Task – Copy the data verbatim, from the line containing "For every button, label, input, icon, or" through the line containing "x-tick-label: 0 bbox=[91, 656, 100, 672]", inclusive.
::: Exercise input
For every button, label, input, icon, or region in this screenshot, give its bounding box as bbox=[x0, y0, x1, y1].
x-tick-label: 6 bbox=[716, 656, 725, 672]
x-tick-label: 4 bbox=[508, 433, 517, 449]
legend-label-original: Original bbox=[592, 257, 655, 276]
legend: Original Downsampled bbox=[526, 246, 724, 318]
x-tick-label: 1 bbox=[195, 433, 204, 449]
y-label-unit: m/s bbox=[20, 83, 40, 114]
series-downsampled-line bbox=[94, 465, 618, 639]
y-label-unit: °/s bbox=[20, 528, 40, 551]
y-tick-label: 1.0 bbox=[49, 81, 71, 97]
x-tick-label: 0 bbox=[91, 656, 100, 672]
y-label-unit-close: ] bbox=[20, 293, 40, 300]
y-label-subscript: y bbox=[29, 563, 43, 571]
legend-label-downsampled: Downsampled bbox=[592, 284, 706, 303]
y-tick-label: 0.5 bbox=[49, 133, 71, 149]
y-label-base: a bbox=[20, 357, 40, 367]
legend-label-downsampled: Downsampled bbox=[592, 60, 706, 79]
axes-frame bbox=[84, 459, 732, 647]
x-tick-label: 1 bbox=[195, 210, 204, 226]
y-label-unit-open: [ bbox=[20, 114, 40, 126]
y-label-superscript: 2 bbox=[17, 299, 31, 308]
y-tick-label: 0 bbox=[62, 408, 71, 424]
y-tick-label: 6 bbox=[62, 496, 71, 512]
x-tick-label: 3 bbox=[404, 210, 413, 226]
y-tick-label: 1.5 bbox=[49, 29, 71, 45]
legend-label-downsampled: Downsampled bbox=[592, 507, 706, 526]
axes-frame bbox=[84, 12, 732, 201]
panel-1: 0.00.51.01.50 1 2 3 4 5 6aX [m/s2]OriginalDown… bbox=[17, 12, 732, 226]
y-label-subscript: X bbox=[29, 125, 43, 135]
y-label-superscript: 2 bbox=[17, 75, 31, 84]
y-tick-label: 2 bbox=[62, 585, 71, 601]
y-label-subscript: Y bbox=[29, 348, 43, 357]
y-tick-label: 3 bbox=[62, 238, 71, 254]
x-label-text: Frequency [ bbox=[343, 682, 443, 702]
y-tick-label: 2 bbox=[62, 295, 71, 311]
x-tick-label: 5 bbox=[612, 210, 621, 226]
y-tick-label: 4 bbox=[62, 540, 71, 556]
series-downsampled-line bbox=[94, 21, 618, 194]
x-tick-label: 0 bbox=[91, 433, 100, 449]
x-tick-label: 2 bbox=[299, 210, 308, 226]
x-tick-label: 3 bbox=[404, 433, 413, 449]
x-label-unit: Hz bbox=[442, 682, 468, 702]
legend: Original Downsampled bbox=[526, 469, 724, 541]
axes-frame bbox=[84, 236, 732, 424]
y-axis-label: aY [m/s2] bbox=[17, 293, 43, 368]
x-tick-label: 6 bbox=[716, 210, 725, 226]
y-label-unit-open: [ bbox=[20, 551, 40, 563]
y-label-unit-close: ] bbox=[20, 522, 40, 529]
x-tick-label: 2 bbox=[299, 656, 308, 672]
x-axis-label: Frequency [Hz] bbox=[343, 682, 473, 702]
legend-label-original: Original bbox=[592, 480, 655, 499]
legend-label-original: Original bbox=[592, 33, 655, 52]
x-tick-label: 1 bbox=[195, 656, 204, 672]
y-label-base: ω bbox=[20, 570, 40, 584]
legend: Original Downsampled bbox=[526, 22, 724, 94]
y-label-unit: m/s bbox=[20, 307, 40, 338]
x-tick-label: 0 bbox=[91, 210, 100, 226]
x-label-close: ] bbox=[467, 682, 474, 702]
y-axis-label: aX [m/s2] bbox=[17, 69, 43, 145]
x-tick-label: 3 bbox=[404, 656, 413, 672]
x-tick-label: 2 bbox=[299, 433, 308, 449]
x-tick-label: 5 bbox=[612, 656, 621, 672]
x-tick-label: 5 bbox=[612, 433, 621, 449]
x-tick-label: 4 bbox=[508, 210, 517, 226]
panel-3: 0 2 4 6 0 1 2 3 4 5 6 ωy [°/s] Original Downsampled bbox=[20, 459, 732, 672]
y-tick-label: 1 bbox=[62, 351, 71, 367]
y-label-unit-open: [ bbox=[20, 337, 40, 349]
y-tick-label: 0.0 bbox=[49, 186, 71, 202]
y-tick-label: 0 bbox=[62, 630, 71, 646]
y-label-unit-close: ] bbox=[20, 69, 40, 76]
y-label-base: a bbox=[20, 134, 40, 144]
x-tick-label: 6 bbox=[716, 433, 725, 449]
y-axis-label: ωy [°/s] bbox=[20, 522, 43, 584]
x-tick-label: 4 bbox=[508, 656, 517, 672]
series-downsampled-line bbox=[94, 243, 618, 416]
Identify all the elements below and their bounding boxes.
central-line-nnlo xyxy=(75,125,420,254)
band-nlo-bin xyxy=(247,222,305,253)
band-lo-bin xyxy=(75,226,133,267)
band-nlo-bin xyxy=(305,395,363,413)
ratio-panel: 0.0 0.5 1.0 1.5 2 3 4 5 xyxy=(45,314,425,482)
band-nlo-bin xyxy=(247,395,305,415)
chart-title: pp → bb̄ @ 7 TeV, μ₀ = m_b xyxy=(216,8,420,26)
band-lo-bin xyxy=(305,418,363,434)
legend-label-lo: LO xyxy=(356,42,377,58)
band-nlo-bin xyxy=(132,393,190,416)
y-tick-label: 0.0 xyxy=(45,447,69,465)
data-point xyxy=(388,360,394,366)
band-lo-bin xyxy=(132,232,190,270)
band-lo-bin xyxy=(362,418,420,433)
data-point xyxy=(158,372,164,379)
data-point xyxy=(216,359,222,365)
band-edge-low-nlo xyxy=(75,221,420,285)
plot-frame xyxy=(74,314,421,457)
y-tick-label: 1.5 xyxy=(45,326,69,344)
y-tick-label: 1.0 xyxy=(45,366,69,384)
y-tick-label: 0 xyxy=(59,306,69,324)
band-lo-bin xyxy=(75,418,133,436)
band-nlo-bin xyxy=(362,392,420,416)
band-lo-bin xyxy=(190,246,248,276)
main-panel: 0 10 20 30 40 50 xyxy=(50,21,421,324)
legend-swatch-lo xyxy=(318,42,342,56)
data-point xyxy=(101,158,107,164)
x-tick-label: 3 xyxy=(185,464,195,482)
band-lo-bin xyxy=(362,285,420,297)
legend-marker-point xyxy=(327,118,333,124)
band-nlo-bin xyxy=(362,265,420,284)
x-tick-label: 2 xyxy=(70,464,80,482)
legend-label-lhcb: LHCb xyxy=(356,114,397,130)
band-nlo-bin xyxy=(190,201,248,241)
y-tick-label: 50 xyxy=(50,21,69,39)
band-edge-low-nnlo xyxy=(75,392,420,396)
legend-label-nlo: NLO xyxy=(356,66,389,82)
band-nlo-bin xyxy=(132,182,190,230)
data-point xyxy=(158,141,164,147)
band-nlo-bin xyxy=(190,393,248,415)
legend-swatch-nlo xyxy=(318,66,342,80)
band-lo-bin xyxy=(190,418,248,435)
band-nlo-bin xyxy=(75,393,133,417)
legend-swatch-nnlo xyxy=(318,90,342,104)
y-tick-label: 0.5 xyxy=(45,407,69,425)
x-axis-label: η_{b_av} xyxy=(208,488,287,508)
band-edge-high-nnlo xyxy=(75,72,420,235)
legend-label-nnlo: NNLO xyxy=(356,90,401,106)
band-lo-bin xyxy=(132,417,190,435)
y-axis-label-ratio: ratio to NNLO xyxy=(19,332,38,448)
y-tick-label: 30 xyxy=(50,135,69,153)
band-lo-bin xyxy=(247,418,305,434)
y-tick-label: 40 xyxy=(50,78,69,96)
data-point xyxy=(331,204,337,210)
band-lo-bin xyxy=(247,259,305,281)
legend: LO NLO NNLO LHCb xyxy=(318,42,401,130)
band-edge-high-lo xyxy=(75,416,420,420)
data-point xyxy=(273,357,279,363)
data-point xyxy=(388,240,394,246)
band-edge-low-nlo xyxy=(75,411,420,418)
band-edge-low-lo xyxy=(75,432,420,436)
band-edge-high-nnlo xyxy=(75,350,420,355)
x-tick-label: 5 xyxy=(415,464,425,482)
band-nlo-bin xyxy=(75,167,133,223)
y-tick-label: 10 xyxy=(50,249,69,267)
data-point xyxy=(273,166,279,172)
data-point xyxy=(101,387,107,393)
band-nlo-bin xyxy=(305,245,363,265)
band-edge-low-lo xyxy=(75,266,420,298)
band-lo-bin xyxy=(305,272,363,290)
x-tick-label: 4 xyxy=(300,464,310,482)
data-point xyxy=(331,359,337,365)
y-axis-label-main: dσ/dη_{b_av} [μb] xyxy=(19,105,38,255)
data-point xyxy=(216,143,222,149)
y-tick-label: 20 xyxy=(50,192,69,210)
::::::
::: Exercise input
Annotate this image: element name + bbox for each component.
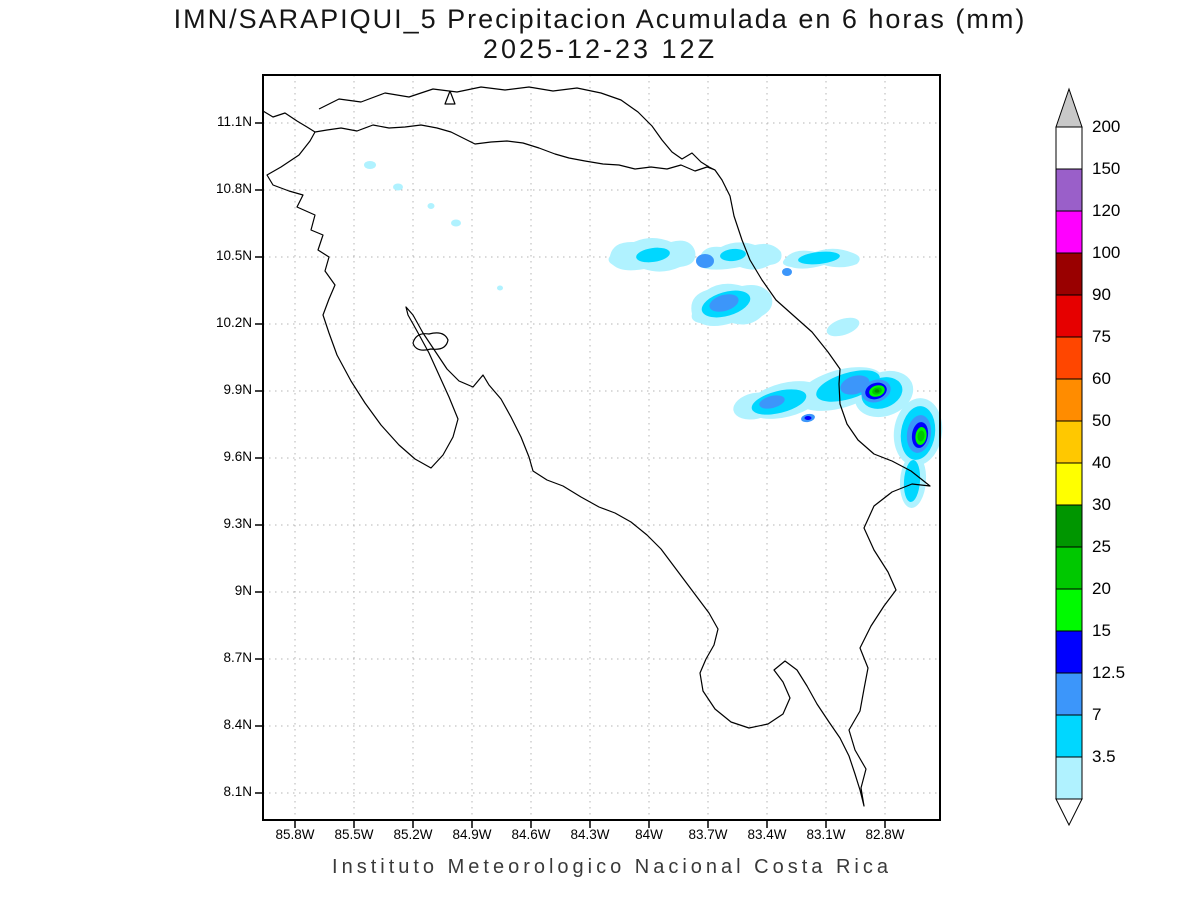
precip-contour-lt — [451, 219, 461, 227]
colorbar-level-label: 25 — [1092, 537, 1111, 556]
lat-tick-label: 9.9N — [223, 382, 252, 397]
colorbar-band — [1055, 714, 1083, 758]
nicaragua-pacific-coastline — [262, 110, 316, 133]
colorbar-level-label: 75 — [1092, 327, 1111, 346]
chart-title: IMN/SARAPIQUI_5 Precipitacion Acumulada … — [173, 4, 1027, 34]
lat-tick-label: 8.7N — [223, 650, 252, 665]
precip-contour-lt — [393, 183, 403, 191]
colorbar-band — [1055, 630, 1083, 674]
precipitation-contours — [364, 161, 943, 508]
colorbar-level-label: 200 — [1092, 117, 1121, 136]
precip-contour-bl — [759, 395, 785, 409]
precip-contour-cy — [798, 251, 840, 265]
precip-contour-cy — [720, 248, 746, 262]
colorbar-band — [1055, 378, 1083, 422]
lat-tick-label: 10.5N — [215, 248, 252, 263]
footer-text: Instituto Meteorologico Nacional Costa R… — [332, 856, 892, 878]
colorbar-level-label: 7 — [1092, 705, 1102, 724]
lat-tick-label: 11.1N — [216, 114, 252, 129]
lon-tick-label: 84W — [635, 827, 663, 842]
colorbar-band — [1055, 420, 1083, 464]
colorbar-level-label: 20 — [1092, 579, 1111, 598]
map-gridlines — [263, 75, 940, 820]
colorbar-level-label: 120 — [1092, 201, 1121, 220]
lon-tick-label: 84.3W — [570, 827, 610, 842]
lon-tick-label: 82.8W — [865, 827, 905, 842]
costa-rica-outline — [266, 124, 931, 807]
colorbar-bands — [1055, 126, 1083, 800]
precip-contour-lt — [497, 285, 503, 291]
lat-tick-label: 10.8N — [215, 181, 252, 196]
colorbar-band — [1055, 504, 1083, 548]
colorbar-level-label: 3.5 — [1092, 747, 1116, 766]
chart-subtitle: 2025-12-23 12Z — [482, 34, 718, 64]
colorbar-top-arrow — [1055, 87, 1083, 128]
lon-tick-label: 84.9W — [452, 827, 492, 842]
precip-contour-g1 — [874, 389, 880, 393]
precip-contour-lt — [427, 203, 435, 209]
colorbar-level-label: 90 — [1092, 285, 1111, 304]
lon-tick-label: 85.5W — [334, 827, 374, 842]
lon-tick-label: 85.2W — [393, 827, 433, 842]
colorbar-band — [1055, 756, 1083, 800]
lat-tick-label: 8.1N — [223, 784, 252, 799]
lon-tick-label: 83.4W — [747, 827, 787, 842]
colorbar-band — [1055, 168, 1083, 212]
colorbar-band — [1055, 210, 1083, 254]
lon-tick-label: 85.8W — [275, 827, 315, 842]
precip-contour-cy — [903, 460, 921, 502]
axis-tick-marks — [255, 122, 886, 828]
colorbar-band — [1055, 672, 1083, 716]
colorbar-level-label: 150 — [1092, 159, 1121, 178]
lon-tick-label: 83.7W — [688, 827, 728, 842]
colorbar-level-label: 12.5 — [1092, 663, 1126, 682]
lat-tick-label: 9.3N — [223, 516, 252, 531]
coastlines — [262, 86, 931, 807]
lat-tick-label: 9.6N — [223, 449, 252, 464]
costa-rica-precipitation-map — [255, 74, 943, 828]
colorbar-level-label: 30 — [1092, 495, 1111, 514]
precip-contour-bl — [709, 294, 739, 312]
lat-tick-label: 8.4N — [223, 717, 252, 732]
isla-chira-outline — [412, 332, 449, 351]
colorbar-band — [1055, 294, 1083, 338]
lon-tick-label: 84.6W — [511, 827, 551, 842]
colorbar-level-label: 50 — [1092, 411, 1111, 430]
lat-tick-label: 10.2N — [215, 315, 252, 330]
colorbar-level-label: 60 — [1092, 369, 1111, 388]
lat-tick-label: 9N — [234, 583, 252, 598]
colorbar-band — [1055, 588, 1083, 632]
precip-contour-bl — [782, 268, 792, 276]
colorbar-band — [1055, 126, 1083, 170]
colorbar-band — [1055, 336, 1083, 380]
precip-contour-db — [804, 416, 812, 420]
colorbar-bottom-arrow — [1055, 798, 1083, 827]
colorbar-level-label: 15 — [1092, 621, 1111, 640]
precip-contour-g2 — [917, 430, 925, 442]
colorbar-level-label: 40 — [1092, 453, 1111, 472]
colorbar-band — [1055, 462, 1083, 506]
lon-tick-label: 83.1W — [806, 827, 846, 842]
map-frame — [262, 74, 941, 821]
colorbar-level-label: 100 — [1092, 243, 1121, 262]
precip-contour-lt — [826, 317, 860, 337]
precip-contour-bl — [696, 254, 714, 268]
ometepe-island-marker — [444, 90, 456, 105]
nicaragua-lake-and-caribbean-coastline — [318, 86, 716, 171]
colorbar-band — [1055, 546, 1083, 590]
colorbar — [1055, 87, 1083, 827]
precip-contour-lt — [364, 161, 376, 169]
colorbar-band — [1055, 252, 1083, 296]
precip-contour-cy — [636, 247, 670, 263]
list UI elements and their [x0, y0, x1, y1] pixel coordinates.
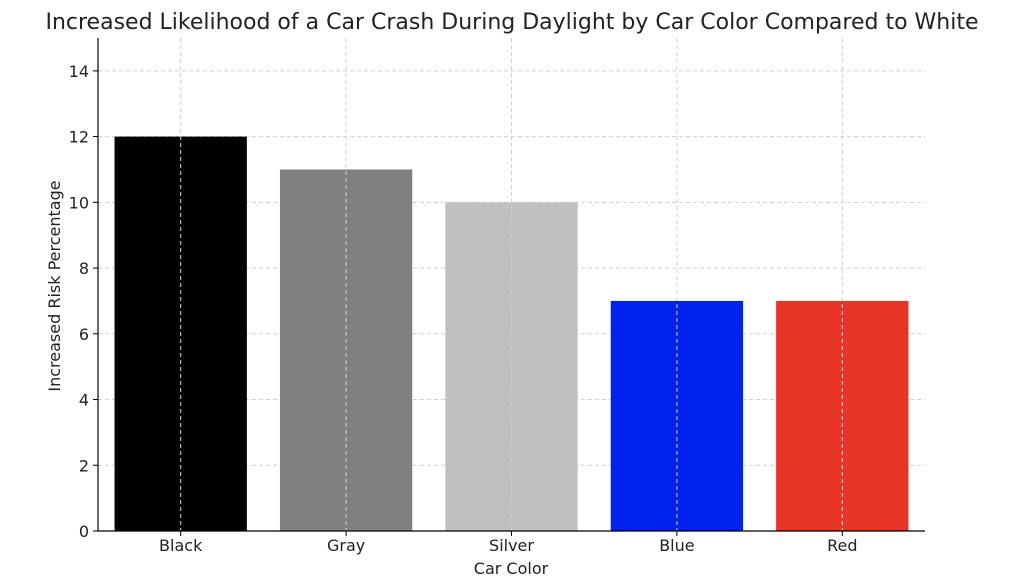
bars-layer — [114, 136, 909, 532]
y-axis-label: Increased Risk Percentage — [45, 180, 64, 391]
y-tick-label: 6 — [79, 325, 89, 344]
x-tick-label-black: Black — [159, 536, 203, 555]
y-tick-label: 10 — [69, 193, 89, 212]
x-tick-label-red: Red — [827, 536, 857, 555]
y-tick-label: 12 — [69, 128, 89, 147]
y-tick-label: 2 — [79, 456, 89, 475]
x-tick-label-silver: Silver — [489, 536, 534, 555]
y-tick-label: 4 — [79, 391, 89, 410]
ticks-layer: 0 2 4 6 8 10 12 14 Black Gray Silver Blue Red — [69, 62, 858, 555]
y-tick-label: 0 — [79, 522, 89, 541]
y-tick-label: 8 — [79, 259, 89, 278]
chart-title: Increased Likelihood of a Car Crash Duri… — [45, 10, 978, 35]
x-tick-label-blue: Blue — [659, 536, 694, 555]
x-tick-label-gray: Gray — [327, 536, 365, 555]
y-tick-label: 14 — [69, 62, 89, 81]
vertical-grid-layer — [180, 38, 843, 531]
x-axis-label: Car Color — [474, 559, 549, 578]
::::::
Worked solution –
For every button, label, input, icon, or region in this screenshot, give its bounding box as bbox=[x0, y0, x1, y1].
x-tick-label: 6 bbox=[716, 656, 725, 672]
x-tick-label: 4 bbox=[508, 433, 517, 449]
legend-label-original: Original bbox=[592, 257, 655, 276]
legend: Original Downsampled bbox=[526, 246, 724, 318]
x-tick-label: 1 bbox=[195, 433, 204, 449]
y-label-unit: m/s bbox=[20, 83, 40, 114]
series-downsampled-line bbox=[94, 465, 618, 639]
y-label-unit: °/s bbox=[20, 528, 40, 551]
y-tick-label: 1.0 bbox=[49, 81, 71, 97]
x-tick-label: 0 bbox=[91, 656, 100, 672]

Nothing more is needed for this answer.